The request: Within the material below, find each line bearing the word "řezba" and present it.

Data for this task:
"""

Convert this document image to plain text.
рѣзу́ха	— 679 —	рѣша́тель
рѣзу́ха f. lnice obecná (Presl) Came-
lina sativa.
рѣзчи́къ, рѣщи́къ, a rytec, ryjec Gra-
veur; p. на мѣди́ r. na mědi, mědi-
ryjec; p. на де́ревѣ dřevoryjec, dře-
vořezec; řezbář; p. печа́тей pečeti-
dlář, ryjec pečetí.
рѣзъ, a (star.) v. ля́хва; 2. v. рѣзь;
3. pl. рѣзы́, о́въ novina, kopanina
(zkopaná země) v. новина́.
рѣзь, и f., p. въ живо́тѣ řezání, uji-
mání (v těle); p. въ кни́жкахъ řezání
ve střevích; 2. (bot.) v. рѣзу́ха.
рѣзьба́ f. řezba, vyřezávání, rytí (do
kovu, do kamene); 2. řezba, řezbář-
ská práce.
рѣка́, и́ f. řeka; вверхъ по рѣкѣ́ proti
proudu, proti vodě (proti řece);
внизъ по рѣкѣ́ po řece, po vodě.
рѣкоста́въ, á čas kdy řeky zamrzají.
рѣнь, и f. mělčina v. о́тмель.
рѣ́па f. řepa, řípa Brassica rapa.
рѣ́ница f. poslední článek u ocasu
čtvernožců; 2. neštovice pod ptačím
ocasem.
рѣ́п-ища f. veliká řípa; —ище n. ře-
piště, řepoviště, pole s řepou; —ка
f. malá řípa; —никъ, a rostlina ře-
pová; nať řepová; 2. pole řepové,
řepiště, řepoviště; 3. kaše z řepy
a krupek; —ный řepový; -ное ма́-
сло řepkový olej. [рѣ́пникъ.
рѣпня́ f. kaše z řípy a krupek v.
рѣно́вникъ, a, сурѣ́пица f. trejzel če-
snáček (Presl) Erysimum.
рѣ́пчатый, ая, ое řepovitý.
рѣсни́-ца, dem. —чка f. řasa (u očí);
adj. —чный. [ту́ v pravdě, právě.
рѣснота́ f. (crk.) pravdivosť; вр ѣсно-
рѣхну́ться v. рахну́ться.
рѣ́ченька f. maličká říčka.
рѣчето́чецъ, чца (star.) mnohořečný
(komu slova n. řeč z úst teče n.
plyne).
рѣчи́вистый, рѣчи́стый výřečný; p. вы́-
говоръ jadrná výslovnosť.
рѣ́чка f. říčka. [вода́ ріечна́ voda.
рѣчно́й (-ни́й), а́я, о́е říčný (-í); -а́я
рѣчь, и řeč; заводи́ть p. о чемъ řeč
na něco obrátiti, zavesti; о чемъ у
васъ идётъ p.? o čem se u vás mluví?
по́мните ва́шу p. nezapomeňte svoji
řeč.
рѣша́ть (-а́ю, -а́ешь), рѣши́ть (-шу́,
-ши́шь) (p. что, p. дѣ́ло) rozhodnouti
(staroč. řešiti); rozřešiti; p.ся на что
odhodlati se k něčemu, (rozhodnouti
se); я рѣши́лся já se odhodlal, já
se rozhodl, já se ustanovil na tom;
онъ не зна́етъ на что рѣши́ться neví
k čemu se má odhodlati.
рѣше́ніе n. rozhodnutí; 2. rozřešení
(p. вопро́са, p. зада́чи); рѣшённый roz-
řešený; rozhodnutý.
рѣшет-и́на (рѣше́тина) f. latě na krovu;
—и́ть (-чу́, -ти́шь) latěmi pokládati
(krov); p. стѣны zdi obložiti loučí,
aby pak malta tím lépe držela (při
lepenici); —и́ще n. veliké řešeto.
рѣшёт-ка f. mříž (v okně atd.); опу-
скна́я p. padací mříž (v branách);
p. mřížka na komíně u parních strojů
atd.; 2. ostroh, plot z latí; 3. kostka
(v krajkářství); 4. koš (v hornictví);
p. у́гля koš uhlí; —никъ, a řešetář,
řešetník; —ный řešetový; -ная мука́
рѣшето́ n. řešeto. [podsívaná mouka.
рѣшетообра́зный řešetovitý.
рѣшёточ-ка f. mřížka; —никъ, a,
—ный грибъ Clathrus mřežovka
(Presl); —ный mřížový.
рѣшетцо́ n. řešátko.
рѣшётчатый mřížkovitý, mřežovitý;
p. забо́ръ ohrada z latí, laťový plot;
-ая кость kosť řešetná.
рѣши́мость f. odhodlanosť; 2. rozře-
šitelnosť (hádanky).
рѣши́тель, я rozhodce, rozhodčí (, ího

"""

In response:
рѣзьба́ f. řezba, vyřezávání, rytí (do
kovu, do kamene); 2. řezba, řezbář-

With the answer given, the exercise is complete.